Request:
Output every entry exactly as given.

Items listed in a dataset:
-- begin --

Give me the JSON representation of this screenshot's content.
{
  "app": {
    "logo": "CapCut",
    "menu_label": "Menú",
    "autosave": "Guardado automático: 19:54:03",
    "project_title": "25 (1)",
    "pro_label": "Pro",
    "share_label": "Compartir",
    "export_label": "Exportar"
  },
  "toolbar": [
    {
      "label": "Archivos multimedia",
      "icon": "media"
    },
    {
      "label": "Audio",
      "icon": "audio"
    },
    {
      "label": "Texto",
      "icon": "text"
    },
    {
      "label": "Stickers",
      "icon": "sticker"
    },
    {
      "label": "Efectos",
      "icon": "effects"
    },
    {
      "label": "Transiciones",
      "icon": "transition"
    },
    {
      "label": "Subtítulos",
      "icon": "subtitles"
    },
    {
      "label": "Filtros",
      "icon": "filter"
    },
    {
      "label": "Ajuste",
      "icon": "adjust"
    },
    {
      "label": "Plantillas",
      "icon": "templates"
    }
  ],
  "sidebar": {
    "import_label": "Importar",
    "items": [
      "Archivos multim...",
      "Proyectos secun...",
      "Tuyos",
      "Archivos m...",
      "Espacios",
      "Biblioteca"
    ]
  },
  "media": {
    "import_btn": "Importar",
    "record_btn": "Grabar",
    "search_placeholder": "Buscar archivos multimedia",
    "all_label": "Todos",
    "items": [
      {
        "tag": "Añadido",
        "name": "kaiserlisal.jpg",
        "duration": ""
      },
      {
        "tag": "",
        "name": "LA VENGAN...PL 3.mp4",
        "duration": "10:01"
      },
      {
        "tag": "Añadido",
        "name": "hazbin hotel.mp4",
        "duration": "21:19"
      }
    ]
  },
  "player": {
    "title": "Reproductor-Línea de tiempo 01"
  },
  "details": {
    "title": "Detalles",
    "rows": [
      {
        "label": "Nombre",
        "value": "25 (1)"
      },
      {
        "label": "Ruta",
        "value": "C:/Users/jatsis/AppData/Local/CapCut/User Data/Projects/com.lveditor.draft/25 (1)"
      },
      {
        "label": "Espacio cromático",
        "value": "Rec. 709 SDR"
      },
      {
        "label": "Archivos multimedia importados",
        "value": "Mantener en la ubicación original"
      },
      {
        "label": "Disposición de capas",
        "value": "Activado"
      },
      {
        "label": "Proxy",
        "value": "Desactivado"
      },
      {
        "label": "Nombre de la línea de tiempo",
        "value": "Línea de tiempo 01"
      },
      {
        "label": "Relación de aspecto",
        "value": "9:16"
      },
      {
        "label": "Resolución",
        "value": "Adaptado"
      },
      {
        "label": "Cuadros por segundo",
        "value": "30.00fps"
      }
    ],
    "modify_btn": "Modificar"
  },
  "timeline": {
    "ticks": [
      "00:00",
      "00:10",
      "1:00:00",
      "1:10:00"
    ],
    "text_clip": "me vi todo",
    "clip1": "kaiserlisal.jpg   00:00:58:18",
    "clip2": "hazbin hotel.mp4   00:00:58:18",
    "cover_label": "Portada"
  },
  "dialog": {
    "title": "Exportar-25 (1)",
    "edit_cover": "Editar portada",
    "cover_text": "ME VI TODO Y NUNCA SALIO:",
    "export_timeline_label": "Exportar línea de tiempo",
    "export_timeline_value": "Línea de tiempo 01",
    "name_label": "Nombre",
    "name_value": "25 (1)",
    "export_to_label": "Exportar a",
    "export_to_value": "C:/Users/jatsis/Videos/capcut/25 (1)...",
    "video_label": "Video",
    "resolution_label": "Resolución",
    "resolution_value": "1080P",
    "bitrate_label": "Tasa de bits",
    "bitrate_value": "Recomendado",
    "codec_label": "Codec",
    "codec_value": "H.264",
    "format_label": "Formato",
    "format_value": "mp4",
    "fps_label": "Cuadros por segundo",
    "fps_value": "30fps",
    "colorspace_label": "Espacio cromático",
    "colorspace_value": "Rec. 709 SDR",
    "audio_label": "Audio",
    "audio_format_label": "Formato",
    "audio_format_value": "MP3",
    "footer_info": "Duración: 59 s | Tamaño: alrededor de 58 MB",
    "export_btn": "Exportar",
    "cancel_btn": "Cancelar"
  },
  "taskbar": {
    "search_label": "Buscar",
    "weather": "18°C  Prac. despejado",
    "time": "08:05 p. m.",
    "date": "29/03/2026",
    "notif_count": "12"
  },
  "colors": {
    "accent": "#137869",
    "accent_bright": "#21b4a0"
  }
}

-- end --

Answer to the task:
Give me the JSON representation of this screenshot's content.
{
  "app": {
    "logo": "CapCut",
    "menu_label": "Menú",
    "autosave": "Guardado automático: 19:54:03",
    "project_title": "25 (1)",
    "pro_label": "Pro",
    "share_label": "Compartir",
    "export_label": "Exportar"
  },
  "toolbar": [
    {
      "label": "Archivos multimedia",
      "icon": "media"
    },
    {
      "label": "Audio",
      "icon": "audio"
    },
    {
      "label": "Texto",
      "icon": "text"
    },
    {
      "label": "Stickers",
      "icon": "sticker"
    },
    {
      "label": "Efectos",
      "icon": "effects"
    },
    {
      "label": "Transiciones",
      "icon": "transition"
    },
    {
      "label": "Subtítulos",
      "icon": "subtitles"
    },
    {
      "label": "Filtros",
      "icon": "filter"
    },
    {
      "label": "Ajuste",
      "icon": "adjust"
    },
    {
      "label": "Plantillas",
      "icon": "templates"
    }
  ],
  "sidebar": {
    "import_label": "Importar",
    "items": [
      "Archivos multim...",
      "Proyectos secun...",
      "Tuyos",
      "Archivos m...",
      "Espacios",
      "Biblioteca"
    ]
  },
  "media": {
    "import_btn": "Importar",
    "record_btn": "Grabar",
    "search_placeholder": "Buscar archivos multimedia",
    "all_label": "Todos",
    "items": [
      {
        "tag": "Añadido",
        "name": "kaiserlisal.jpg",
        "duration": ""
      },
      {
        "tag": "",
        "name": "LA VENGAN...PL 3.mp4",
        "duration": "10:01"
      },
      {
        "tag": "Añadido",
        "name": "hazbin hotel.mp4",
        "duration": "21:19"
      }
    ]
  },
  "player": {
    "title": "Reproductor-Línea de tiempo 01"
  },
  "details": {
    "title": "Detalles",
    "rows": [
      {
        "label": "Nombre",
        "value": "25 (1)"
      },
      {
        "label": "Ruta",
        "value": "C:/Users/jatsis/AppData/Local/CapCut/User Data/Projects/com.lveditor.draft/25 (1)"
      },
      {
        "label": "Espacio cromático",
        "value": "Rec. 709 SDR"
      },
      {
        "label": "Archivos multimedia importados",
        "value": "Mantener en la ubicación original"
      },
      {
        "label": "Disposición de capas",
        "value": "Activado"
      },
      {
        "label": "Proxy",
        "value": "Desactivado"
      },
      {
        "label": "Nombre de la línea de tiempo",
        "value": "Línea de tiempo 01"
      },
      {
        "label": "Relación de aspecto",
        "value": "9:16"
      },
      {
        "label": "Resolución",
        "value": "Adaptado"
      },
      {
        "label": "Cuadros por segundo",
        "value": "30.00fps"
      }
    ],
    "modify_btn": "Modificar"
  },
  "timeline": {
    "ticks": [
      "00:00",
      "00:10",
      "1:00:00",
      "1:10:00"
    ],
    "text_clip": "me vi todo",
    "clip1": "kaiserlisal.jpg   00:00:58:18",
    "clip2": "hazbin hotel.mp4   00:00:58:18",
    "cover_label": "Portada"
  },
  "dialog": {
    "title": "Exportar-25 (1)",
    "edit_cover": "Editar portada",
    "cover_text": "ME VI TODO Y NUNCA SALIO:",
    "export_timeline_label": "Exportar línea de tiempo",
    "export_timeline_value": "Línea de tiempo 01",
    "name_label": "Nombre",
    "name_value": "25 (1)",
    "export_to_label": "Exportar a",
    "export_to_value": "C:/Users/jatsis/Videos/capcut/25 (1)...",
    "video_label": "Video",
    "resolution_label": "Resolución",
    "resolution_value": "1080P",
    "bitrate_label": "Tasa de bits",
    "bitrate_value": "Recomendado",
    "codec_label": "Codec",
    "codec_value": "H.264",
    "format_label": "Formato",
    "format_value": "mp4",
    "fps_label": "Cuadros por segundo",
    "fps_value": "30fps",
    "colorspace_label": "Espacio cromático",
    "colorspace_value": "Rec. 709 SDR",
    "audio_label": "Audio",
    "audio_format_label": "Formato",
    "audio_format_value": "MP3",
    "footer_info": "Duración: 59 s | Tamaño: alrededor de 58 MB",
    "export_btn": "Exportar",
    "cancel_btn": "Cancelar"
  },
  "taskbar": {
    "search_label": "Buscar",
    "weather": "18°C  Prac. despejado",
    "time": "08:05 p. m.",
    "date": "29/03/2026",
    "notif_count": "12"
  },
  "colors": {
    "accent": "#137869",
    "accent_bright": "#21b4a0"
  }
}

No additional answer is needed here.